= Aim =
Here are some records; copy every line that holds the word "start".
··· Exercise data
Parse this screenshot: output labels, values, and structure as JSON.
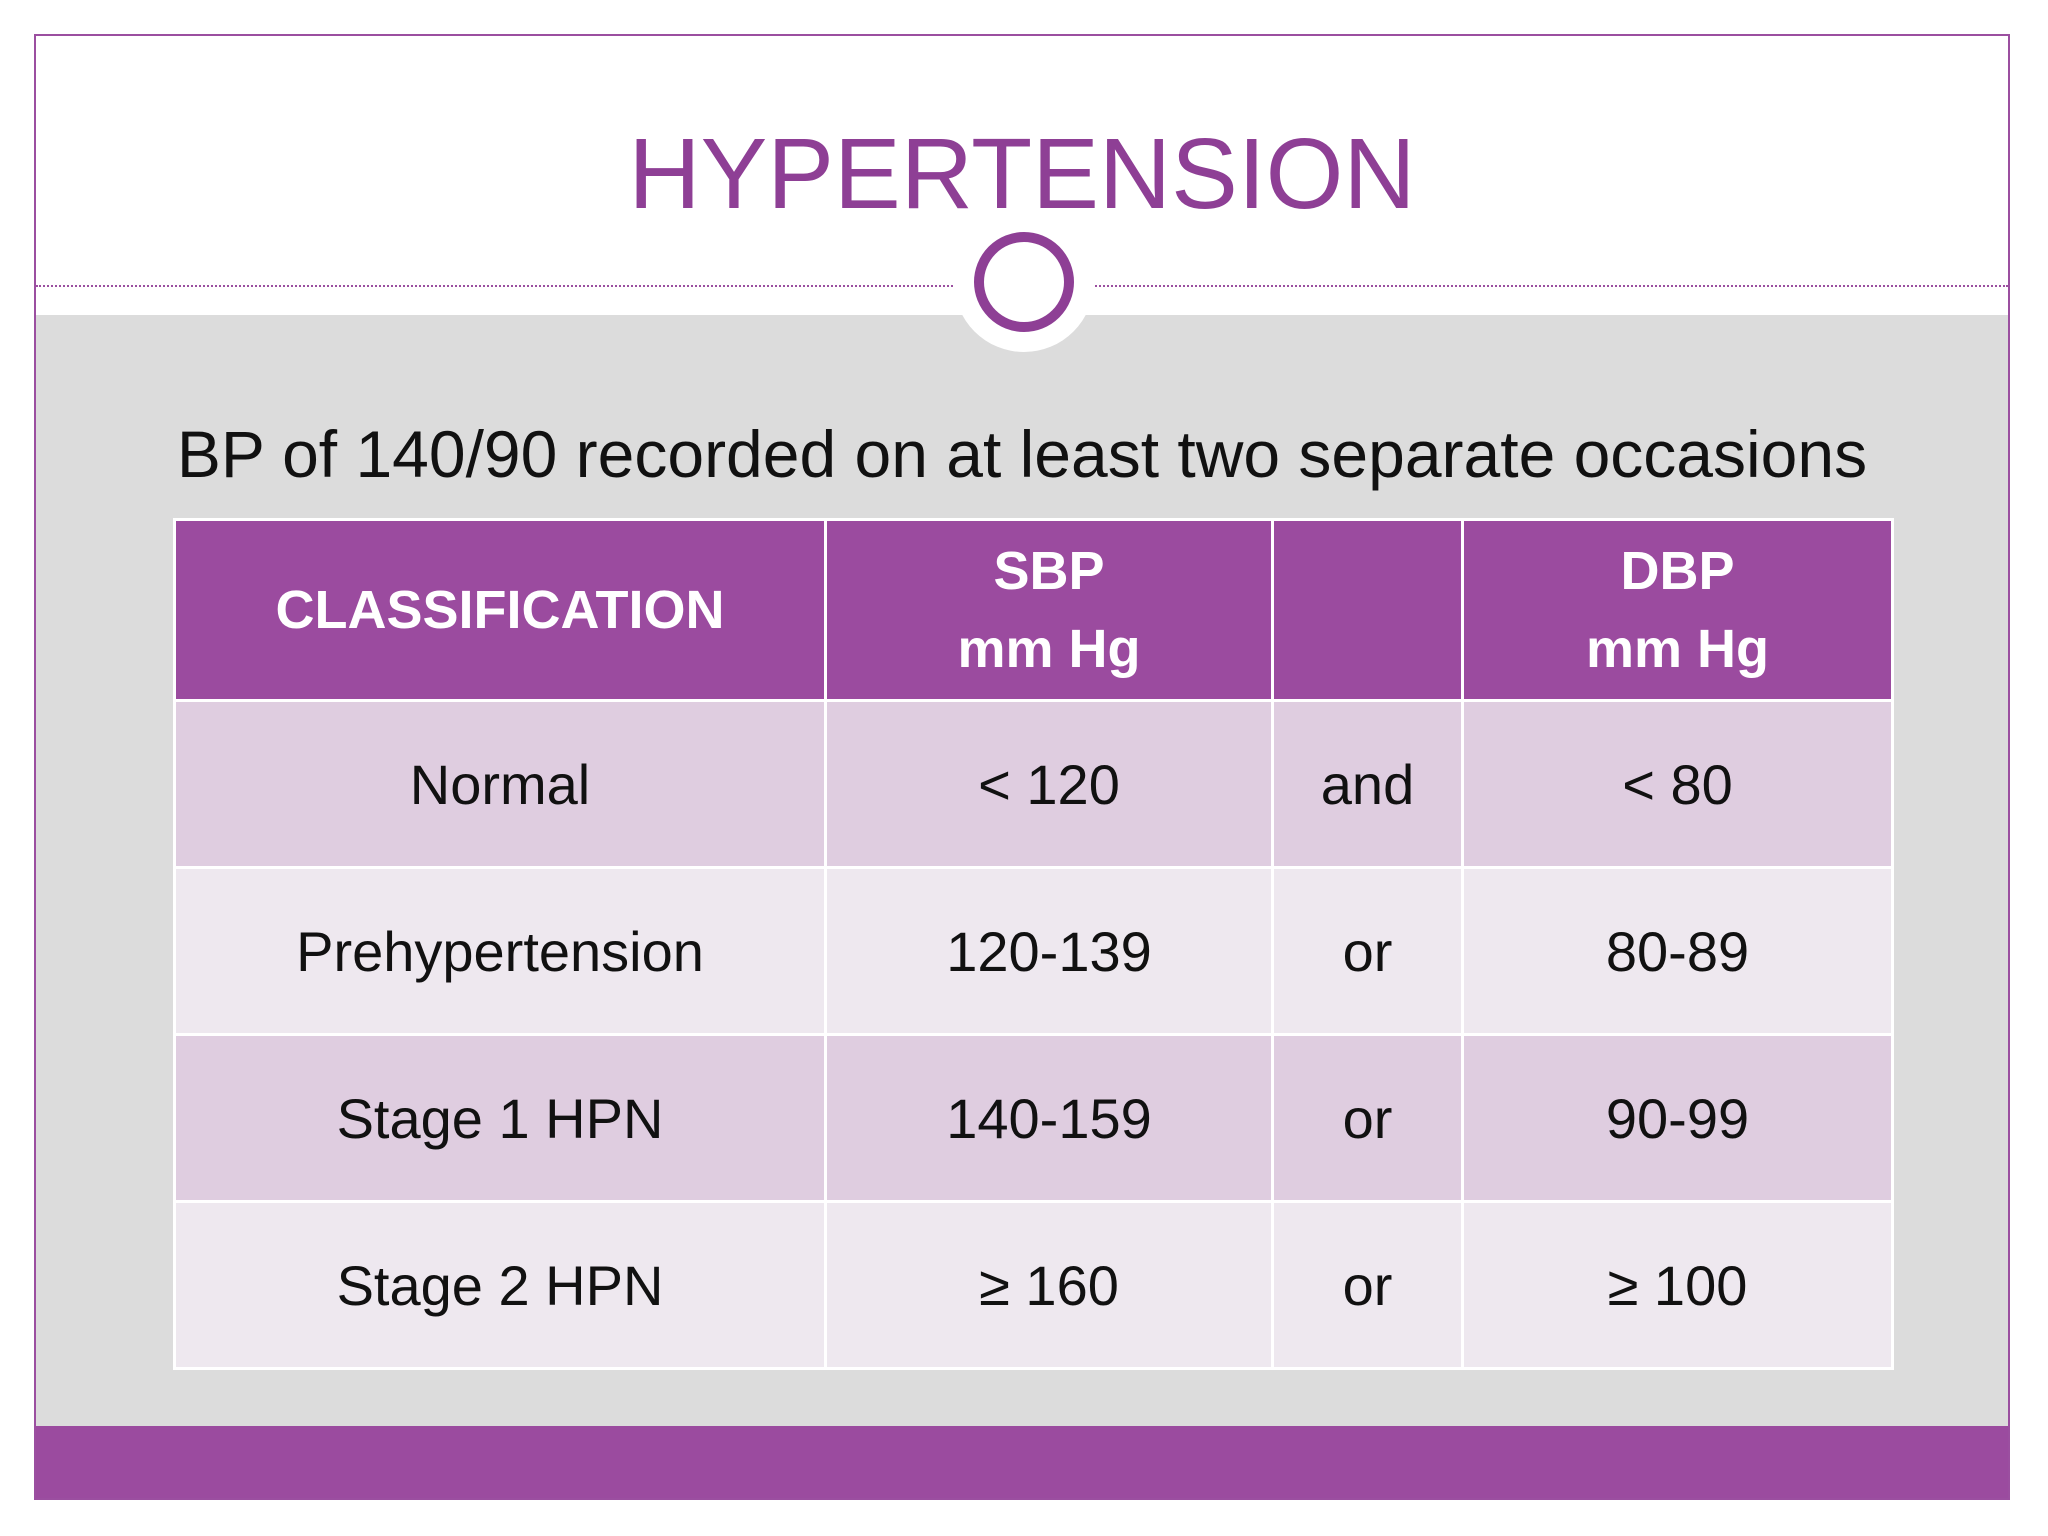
{
  "header": {
    "title": "HYPERTENSION"
  },
  "subtitle": "BP of 140/90 recorded on at least two separate occasions",
  "table": {
    "columns": [
      [
        "CLASSIFICATION"
      ],
      [
        "SBP",
        "mm Hg"
      ],
      [
        "DBP",
        "mm Hg"
      ]
    ],
    "rows": [
      [
        "Normal",
        "< 120",
        "and",
        "< 80"
      ],
      [
        "Prehypertension",
        "120-139",
        "or",
        "80-89"
      ],
      [
        "Stage 1 HPN",
        "140-159",
        "or",
        "90-99"
      ],
      [
        "Stage 2 HPN",
        "≥ 160",
        "or",
        "≥ 100"
      ]
    ]
  }
}
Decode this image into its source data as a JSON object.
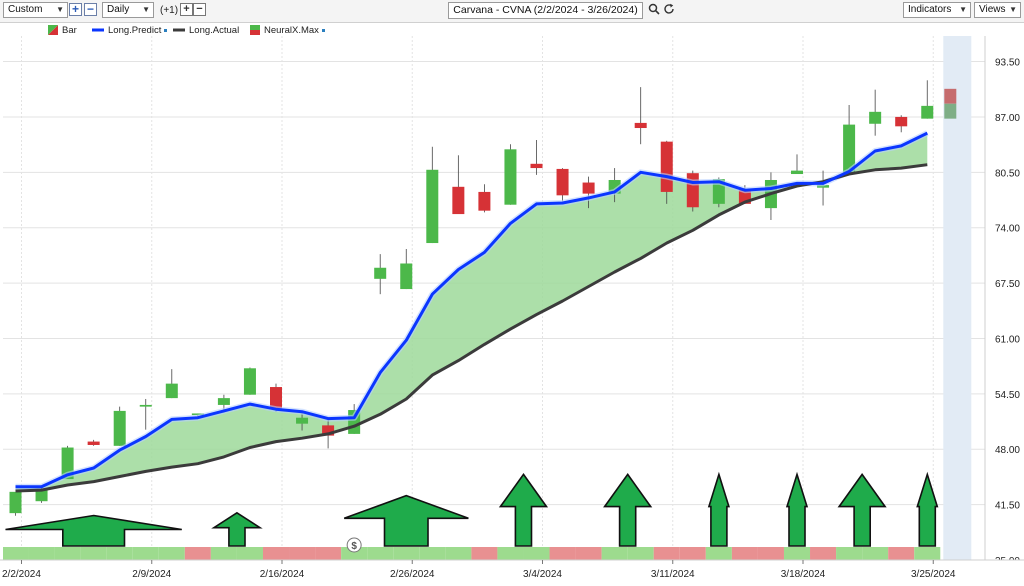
{
  "toolbar": {
    "mode_select": "Custom",
    "interval_select": "Daily",
    "offset_label": "(+1)",
    "title": "Carvana - CVNA (2/2/2024 - 3/26/2024)",
    "indicators_label": "Indicators",
    "views_label": "Views"
  },
  "legend": {
    "items": [
      {
        "label": "Bar"
      },
      {
        "label": "Long.Predict",
        "color": "#0b36ff"
      },
      {
        "label": "Long.Actual",
        "color": "#3b3b3b"
      },
      {
        "label": "NeuralX.Max"
      }
    ]
  },
  "colors": {
    "up": "#4cb84a",
    "down": "#d63236",
    "predict": "#0b36ff",
    "actual": "#3b3b3b",
    "fill": "#9ed99a",
    "signal_green": "#9ddb8e",
    "signal_red": "#e89091",
    "arrow": "#1fab4b"
  },
  "chart_data": {
    "type": "candlestick",
    "ylim": [
      35,
      96.5
    ],
    "yticks": [
      "35.00",
      "41.50",
      "48.00",
      "54.50",
      "61.00",
      "67.50",
      "74.00",
      "80.50",
      "87.00",
      "93.50"
    ],
    "xticks": [
      {
        "label": "2/2/2024",
        "index": 0
      },
      {
        "label": "2/9/2024",
        "index": 5
      },
      {
        "label": "2/16/2024",
        "index": 10
      },
      {
        "label": "2/26/2024",
        "index": 15
      },
      {
        "label": "3/4/2024",
        "index": 20
      },
      {
        "label": "3/11/2024",
        "index": 25
      },
      {
        "label": "3/18/2024",
        "index": 30
      },
      {
        "label": "3/25/2024",
        "index": 35
      }
    ],
    "candles": [
      {
        "o": 40.5,
        "h": 42.7,
        "l": 40.2,
        "c": 43.0
      },
      {
        "o": 41.9,
        "h": 43.7,
        "l": 41.7,
        "c": 43.2
      },
      {
        "o": 44.5,
        "h": 48.4,
        "l": 44.5,
        "c": 48.2
      },
      {
        "o": 48.9,
        "h": 49.1,
        "l": 48.4,
        "c": 48.5
      },
      {
        "o": 48.4,
        "h": 53.0,
        "l": 48.4,
        "c": 52.5
      },
      {
        "o": 53.0,
        "h": 53.9,
        "l": 50.3,
        "c": 53.2
      },
      {
        "o": 54.0,
        "h": 57.4,
        "l": 54.0,
        "c": 55.7
      },
      {
        "o": 52.0,
        "h": 52.2,
        "l": 51.8,
        "c": 52.2
      },
      {
        "o": 53.2,
        "h": 54.4,
        "l": 52.3,
        "c": 54.0
      },
      {
        "o": 54.4,
        "h": 57.6,
        "l": 54.4,
        "c": 57.5
      },
      {
        "o": 55.3,
        "h": 55.7,
        "l": 52.4,
        "c": 52.8
      },
      {
        "o": 51.0,
        "h": 52.2,
        "l": 50.2,
        "c": 51.7
      },
      {
        "o": 50.8,
        "h": 51.4,
        "l": 48.1,
        "c": 49.6
      },
      {
        "o": 49.8,
        "h": 53.3,
        "l": 49.8,
        "c": 52.6
      },
      {
        "o": 68.0,
        "h": 70.9,
        "l": 66.2,
        "c": 69.3
      },
      {
        "o": 66.8,
        "h": 71.5,
        "l": 66.8,
        "c": 69.8
      },
      {
        "o": 72.2,
        "h": 83.5,
        "l": 72.2,
        "c": 80.8
      },
      {
        "o": 78.8,
        "h": 82.5,
        "l": 75.8,
        "c": 75.6
      },
      {
        "o": 78.2,
        "h": 79.1,
        "l": 75.8,
        "c": 76.0
      },
      {
        "o": 76.7,
        "h": 83.8,
        "l": 76.7,
        "c": 83.2
      },
      {
        "o": 81.5,
        "h": 84.3,
        "l": 80.2,
        "c": 81.0
      },
      {
        "o": 80.9,
        "h": 81.0,
        "l": 77.1,
        "c": 77.8
      },
      {
        "o": 79.3,
        "h": 80.0,
        "l": 76.3,
        "c": 78.0
      },
      {
        "o": 78.0,
        "h": 81.0,
        "l": 77.0,
        "c": 79.6
      },
      {
        "o": 86.3,
        "h": 90.5,
        "l": 83.8,
        "c": 85.7
      },
      {
        "o": 84.1,
        "h": 84.2,
        "l": 76.8,
        "c": 78.2
      },
      {
        "o": 80.4,
        "h": 80.7,
        "l": 75.9,
        "c": 76.4
      },
      {
        "o": 76.8,
        "h": 79.9,
        "l": 76.4,
        "c": 79.7
      },
      {
        "o": 78.4,
        "h": 79.0,
        "l": 76.8,
        "c": 76.8
      },
      {
        "o": 76.3,
        "h": 80.5,
        "l": 74.9,
        "c": 79.6
      },
      {
        "o": 80.3,
        "h": 82.6,
        "l": 80.3,
        "c": 80.7
      },
      {
        "o": 78.7,
        "h": 80.7,
        "l": 76.6,
        "c": 79.0
      },
      {
        "o": 80.4,
        "h": 88.4,
        "l": 80.4,
        "c": 86.1
      },
      {
        "o": 86.2,
        "h": 90.2,
        "l": 84.8,
        "c": 87.6
      },
      {
        "o": 87.0,
        "h": 87.2,
        "l": 85.2,
        "c": 85.9
      },
      {
        "o": 86.8,
        "h": 91.3,
        "l": 86.8,
        "c": 88.3
      }
    ],
    "neuralx_max": {
      "high": 90.3,
      "low": 86.8
    },
    "series": [
      {
        "name": "Long.Predict",
        "values": [
          43.6,
          43.6,
          45.0,
          45.8,
          47.9,
          49.5,
          51.5,
          51.7,
          52.5,
          53.3,
          52.7,
          52.4,
          51.6,
          51.7,
          57.0,
          60.8,
          66.2,
          69.1,
          71.1,
          74.5,
          76.8,
          76.9,
          77.5,
          78.2,
          80.5,
          80.0,
          79.3,
          79.4,
          78.4,
          78.6,
          79.2,
          79.2,
          80.6,
          83.0,
          83.6,
          85.1
        ]
      },
      {
        "name": "Long.Actual",
        "values": [
          43.1,
          43.2,
          43.8,
          44.2,
          44.8,
          45.4,
          45.9,
          46.3,
          47.1,
          48.2,
          48.9,
          49.3,
          49.8,
          50.7,
          52.1,
          53.9,
          56.7,
          58.4,
          60.3,
          62.1,
          63.8,
          65.4,
          67.1,
          68.8,
          70.4,
          72.2,
          73.7,
          75.5,
          77.0,
          78.0,
          78.9,
          79.4,
          80.3,
          80.8,
          81.0,
          81.4
        ]
      }
    ],
    "signal_strip": [
      "G",
      "G",
      "G",
      "G",
      "G",
      "G",
      "G",
      "R",
      "G",
      "G",
      "R",
      "R",
      "R",
      "G",
      "G",
      "G",
      "G",
      "G",
      "R",
      "G",
      "G",
      "R",
      "R",
      "G",
      "G",
      "R",
      "R",
      "G",
      "R",
      "R",
      "G",
      "R",
      "G",
      "G",
      "R",
      "G"
    ],
    "arrows": [
      {
        "start": 0,
        "end": 6,
        "size": 0.17
      },
      {
        "start": 8,
        "end": 9,
        "size": 0.19
      },
      {
        "start": 13,
        "end": 17,
        "size": 0.32
      },
      {
        "start": 19,
        "end": 20,
        "size": 0.48
      },
      {
        "start": 23,
        "end": 24,
        "size": 0.48
      },
      {
        "start": 27,
        "end": 27,
        "size": 0.48
      },
      {
        "start": 30,
        "end": 30,
        "size": 0.48
      },
      {
        "start": 32,
        "end": 33,
        "size": 0.48
      },
      {
        "start": 35,
        "end": 35,
        "size": 0.48
      }
    ],
    "dividend_marker_index": 13
  }
}
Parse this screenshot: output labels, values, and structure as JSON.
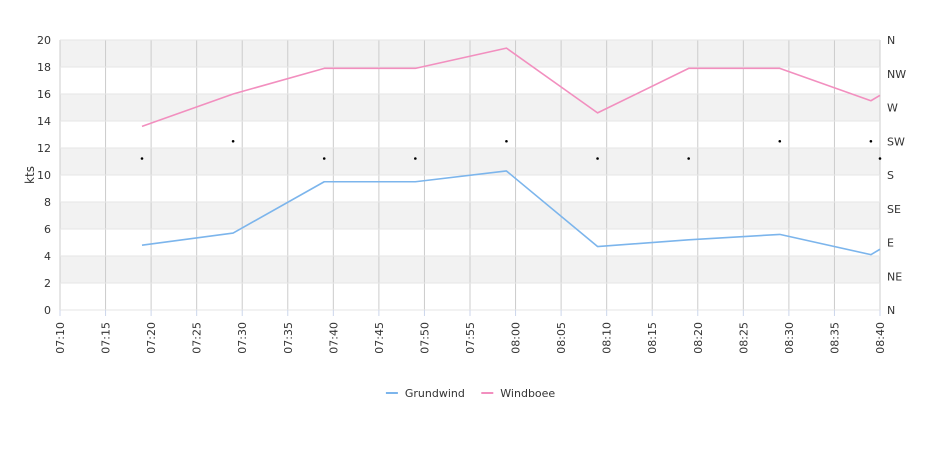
{
  "chart_data": {
    "type": "line",
    "ylabel": "kts",
    "ylim": [
      0,
      20
    ],
    "y_ticks": [
      "0",
      "2",
      "4",
      "6",
      "8",
      "10",
      "12",
      "14",
      "16",
      "18",
      "20"
    ],
    "x_tick_labels": [
      "07:10",
      "07:15",
      "07:20",
      "07:25",
      "07:30",
      "07:35",
      "07:40",
      "07:45",
      "07:50",
      "07:55",
      "08:00",
      "08:05",
      "08:10",
      "08:15",
      "08:20",
      "08:25",
      "08:30",
      "08:35",
      "08:40"
    ],
    "direction_axis": {
      "labels": [
        "N",
        "NE",
        "E",
        "SE",
        "S",
        "SW",
        "W",
        "NW",
        "N"
      ],
      "range_degrees": [
        0,
        360
      ]
    },
    "x": [
      "07:19",
      "07:29",
      "07:39",
      "07:49",
      "07:59",
      "08:09",
      "08:19",
      "08:29",
      "08:39",
      "08:40"
    ],
    "series": [
      {
        "name": "Grundwind",
        "color": "#7cb5ec",
        "values": [
          4.8,
          5.7,
          9.5,
          9.5,
          10.3,
          4.7,
          5.2,
          5.6,
          4.1,
          4.5
        ]
      },
      {
        "name": "Windboee",
        "color": "#f28fbf",
        "values": [
          13.6,
          16.0,
          17.9,
          17.9,
          19.4,
          14.6,
          17.9,
          17.9,
          15.5,
          15.9
        ]
      }
    ],
    "direction_points": {
      "x": [
        "07:19",
        "07:29",
        "07:39",
        "07:49",
        "07:59",
        "08:09",
        "08:19",
        "08:29",
        "08:39",
        "08:40"
      ],
      "degrees": [
        202,
        225,
        202,
        202,
        225,
        202,
        202,
        225,
        225,
        202
      ]
    },
    "grid": true,
    "legend_position": "bottom-center"
  }
}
······
= Reply =
        "start": 0,
        "start": 8,
        "start": 13,
        "start": 19,
        "start": 23,
        "start": 27,
        "start": 30,
        "start": 32,
        "start": 35,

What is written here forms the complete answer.